__Task details__.
Please restate the following records word for word.

Records:
┌──

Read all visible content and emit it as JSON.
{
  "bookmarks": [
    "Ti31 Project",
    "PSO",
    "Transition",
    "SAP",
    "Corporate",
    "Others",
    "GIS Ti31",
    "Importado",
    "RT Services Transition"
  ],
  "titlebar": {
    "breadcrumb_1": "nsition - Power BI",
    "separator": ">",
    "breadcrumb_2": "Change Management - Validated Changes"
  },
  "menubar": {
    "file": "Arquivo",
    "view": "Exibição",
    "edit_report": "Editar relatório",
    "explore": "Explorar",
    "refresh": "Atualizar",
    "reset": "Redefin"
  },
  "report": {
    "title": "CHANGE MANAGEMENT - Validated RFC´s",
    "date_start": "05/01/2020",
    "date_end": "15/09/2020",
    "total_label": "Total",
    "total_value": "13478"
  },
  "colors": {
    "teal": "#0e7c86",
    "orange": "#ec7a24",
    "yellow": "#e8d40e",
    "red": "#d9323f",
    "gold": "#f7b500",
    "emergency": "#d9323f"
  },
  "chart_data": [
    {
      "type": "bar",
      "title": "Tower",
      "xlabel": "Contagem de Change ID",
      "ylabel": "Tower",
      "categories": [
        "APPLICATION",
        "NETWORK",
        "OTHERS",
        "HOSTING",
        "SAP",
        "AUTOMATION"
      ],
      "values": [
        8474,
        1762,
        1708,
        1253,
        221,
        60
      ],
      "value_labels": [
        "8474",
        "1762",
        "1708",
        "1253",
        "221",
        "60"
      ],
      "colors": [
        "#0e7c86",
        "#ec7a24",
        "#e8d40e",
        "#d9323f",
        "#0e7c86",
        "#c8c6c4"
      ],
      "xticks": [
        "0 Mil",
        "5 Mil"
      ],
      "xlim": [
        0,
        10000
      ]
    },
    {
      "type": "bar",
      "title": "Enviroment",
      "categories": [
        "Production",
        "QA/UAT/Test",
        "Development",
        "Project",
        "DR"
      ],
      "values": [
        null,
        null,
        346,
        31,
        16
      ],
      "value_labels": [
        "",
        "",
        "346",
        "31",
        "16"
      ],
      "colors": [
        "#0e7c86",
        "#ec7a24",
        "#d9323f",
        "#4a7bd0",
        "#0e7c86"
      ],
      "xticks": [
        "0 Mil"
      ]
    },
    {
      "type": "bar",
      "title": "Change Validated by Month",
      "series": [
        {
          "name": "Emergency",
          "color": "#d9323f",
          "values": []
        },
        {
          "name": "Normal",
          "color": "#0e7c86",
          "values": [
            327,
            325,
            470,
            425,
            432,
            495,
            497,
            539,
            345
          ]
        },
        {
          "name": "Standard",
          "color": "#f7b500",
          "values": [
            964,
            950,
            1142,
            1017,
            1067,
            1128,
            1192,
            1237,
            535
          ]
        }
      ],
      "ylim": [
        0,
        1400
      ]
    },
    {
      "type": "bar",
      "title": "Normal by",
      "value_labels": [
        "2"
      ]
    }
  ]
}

└──

__Exercise solution__.
Read all visible content and emit it as JSON.
{
  "bookmarks": [
    "Ti31 Project",
    "PSO",
    "Transition",
    "SAP",
    "Corporate",
    "Others",
    "GIS Ti31",
    "Importado",
    "RT Services Transition"
  ],
  "titlebar": {
    "breadcrumb_1": "nsition - Power BI",
    "separator": ">",
    "breadcrumb_2": "Change Management - Validated Changes"
  },
  "menubar": {
    "file": "Arquivo",
    "view": "Exibição",
    "edit_report": "Editar relatório",
    "explore": "Explorar",
    "refresh": "Atualizar",
    "reset": "Redefin"
  },
  "report": {
    "title": "CHANGE MANAGEMENT - Validated RFC´s",
    "date_start": "05/01/2020",
    "date_end": "15/09/2020",
    "total_label": "Total",
    "total_value": "13478"
  },
  "colors": {
    "teal": "#0e7c86",
    "orange": "#ec7a24",
    "yellow": "#e8d40e",
    "red": "#d9323f",
    "gold": "#f7b500",
    "emergency": "#d9323f"
  },
  "chart_data": [
    {
      "type": "bar",
      "title": "Tower",
      "xlabel": "Contagem de Change ID",
      "ylabel": "Tower",
      "categories": [
        "APPLICATION",
        "NETWORK",
        "OTHERS",
        "HOSTING",
        "SAP",
        "AUTOMATION"
      ],
      "values": [
        8474,
        1762,
        1708,
        1253,
        221,
        60
      ],
      "value_labels": [
        "8474",
        "1762",
        "1708",
        "1253",
        "221",
        "60"
      ],
      "colors": [
        "#0e7c86",
        "#ec7a24",
        "#e8d40e",
        "#d9323f",
        "#0e7c86",
        "#c8c6c4"
      ],
      "xticks": [
        "0 Mil",
        "5 Mil"
      ],
      "xlim": [
        0,
        10000
      ]
    },
    {
      "type": "bar",
      "title": "Enviroment",
      "categories": [
        "Production",
        "QA/UAT/Test",
        "Development",
        "Project",
        "DR"
      ],
      "values": [
        null,
        null,
        346,
        31,
        16
      ],
      "value_labels": [
        "",
        "",
        "346",
        "31",
        "16"
      ],
      "colors": [
        "#0e7c86",
        "#ec7a24",
        "#d9323f",
        "#4a7bd0",
        "#0e7c86"
      ],
      "xticks": [
        "0 Mil"
      ]
    },
    {
      "type": "bar",
      "title": "Change Validated by Month",
      "series": [
        {
          "name": "Emergency",
          "color": "#d9323f",
          "values": []
        },
        {
          "name": "Normal",
          "color": "#0e7c86",
          "values": [
            327,
            325,
            470,
            425,
            432,
            495,
            497,
            539,
            345
          ]
        },
        {
          "name": "Standard",
          "color": "#f7b500",
          "values": [
            964,
            950,
            1142,
            1017,
            1067,
            1128,
            1192,
            1237,
            535
          ]
        }
      ],
      "ylim": [
        0,
        1400
      ]
    },
    {
      "type": "bar",
      "title": "Normal by",
      "value_labels": [
        "2"
      ]
    }
  ]
}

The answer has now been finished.